> Problem to solve
Copy the items word for word, from the first line through the line that contains "product-name[interactable]: Đá xanh đen khò", and stop there.

> Available records
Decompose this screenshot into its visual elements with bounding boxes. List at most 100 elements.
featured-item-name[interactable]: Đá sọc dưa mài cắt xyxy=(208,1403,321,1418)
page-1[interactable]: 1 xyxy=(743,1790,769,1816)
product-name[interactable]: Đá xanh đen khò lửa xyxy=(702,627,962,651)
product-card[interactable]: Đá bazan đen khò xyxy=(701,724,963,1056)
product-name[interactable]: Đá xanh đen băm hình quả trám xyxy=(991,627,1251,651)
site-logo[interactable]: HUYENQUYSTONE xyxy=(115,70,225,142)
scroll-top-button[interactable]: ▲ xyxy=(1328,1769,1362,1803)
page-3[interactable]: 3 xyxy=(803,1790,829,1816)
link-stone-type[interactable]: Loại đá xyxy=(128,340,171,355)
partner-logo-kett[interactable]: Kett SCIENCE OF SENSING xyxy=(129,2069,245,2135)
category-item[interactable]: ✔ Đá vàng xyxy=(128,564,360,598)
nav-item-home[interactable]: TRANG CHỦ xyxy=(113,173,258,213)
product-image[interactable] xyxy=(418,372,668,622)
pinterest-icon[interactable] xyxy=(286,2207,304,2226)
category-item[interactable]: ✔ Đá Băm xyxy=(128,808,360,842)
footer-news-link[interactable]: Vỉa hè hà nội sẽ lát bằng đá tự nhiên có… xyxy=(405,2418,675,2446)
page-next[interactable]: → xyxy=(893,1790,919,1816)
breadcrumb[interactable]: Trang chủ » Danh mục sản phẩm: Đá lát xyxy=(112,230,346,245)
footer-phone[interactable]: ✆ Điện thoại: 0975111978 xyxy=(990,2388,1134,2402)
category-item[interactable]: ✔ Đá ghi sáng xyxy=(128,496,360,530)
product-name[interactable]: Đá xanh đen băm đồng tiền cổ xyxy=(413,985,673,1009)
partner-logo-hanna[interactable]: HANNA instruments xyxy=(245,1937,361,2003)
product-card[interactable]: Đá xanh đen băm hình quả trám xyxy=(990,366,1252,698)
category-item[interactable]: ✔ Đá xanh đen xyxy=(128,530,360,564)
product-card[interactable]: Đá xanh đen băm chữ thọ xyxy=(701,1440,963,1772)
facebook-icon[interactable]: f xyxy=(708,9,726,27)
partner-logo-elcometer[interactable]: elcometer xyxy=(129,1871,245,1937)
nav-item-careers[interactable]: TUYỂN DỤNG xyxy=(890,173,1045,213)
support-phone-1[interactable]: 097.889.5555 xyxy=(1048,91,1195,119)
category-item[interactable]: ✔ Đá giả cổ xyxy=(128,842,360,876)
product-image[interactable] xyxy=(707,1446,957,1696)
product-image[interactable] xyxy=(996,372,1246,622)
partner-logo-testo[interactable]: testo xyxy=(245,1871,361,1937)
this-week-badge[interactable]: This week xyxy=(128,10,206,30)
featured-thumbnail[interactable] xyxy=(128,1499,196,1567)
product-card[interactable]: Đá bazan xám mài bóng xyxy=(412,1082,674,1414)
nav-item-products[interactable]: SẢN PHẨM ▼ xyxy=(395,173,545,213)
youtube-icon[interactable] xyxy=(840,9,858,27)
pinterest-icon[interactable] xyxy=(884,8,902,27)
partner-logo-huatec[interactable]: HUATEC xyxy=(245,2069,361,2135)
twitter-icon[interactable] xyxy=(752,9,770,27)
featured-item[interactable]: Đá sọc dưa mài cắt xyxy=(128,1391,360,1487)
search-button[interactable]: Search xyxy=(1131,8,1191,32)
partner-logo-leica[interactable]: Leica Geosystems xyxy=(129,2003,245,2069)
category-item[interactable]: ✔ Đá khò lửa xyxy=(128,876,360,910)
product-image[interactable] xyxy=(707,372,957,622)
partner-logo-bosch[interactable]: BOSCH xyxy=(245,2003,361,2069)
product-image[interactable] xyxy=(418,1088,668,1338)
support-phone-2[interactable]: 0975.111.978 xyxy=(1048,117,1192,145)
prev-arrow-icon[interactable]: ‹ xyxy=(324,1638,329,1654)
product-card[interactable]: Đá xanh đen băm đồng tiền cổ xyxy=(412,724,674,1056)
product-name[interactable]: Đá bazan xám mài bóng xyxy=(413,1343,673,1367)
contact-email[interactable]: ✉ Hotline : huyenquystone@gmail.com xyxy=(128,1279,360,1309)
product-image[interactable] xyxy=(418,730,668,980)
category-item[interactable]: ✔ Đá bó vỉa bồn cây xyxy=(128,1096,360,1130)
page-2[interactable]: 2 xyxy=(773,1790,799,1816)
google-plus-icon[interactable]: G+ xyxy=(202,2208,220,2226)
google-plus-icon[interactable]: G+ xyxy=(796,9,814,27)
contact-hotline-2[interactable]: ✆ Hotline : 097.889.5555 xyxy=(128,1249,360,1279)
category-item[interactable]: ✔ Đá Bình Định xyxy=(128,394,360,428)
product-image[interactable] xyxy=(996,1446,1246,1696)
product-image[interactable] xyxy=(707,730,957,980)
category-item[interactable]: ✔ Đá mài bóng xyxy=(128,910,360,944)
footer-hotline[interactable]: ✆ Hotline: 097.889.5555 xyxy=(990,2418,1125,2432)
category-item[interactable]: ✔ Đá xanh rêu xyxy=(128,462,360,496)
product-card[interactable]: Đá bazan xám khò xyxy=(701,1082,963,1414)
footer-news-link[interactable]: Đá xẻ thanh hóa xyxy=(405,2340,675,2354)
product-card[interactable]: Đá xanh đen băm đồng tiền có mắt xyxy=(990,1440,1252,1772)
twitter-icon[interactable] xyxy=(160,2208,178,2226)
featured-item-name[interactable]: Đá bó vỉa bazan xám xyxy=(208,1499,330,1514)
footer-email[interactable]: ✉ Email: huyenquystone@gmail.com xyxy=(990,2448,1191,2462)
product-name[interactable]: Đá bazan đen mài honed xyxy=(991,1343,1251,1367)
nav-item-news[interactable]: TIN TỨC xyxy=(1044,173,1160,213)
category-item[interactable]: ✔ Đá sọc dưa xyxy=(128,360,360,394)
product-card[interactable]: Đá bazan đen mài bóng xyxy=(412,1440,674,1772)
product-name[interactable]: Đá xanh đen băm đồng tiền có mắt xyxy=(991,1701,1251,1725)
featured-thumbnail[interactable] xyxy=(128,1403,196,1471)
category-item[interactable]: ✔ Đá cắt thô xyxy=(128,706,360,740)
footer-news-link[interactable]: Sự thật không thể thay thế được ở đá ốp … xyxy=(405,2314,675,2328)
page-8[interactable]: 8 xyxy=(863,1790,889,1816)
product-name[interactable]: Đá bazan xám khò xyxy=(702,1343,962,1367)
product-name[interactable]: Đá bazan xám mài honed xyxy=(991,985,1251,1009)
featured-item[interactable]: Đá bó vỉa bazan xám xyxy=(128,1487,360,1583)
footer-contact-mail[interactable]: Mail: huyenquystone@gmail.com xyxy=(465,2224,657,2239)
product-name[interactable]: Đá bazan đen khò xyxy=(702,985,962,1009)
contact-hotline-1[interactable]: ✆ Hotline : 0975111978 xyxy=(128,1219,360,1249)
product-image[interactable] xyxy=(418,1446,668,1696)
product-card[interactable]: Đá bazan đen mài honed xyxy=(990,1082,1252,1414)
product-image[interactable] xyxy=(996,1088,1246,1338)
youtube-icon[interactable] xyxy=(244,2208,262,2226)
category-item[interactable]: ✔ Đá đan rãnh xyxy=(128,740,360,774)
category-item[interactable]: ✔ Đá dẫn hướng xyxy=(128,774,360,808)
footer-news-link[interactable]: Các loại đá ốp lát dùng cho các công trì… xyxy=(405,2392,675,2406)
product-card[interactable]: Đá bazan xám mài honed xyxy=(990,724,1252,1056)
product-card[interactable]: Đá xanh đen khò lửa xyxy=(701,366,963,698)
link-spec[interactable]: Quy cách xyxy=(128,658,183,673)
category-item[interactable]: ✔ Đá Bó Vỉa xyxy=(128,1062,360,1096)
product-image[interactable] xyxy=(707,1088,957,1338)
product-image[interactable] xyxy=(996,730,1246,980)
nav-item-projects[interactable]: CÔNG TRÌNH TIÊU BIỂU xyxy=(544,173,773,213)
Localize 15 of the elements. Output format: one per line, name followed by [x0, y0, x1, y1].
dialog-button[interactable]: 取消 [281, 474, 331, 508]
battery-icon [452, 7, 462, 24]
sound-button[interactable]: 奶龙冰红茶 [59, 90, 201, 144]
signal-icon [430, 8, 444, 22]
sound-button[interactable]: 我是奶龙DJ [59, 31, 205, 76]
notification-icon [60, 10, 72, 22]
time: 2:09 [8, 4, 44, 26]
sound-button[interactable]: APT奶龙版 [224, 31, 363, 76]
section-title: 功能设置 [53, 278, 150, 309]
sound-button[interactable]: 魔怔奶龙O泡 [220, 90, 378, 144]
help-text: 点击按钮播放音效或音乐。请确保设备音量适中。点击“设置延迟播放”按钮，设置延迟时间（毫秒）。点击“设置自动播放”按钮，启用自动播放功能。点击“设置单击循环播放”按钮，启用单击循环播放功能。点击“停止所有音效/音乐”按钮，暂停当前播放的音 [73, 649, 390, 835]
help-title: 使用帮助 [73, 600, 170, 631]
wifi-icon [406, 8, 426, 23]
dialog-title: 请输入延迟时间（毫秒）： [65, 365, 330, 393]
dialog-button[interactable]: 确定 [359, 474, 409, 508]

> Reply
Decompose this screenshot into its visual elements with bounding boxes. List at most 100 elements.
featured-item-name[interactable]: Đá sọc dưa mài cắt xyxy=(208,1403,321,1418)
page-1[interactable]: 1 xyxy=(743,1790,769,1816)
product-name[interactable]: Đá xanh đen khò lửa xyxy=(702,627,962,651)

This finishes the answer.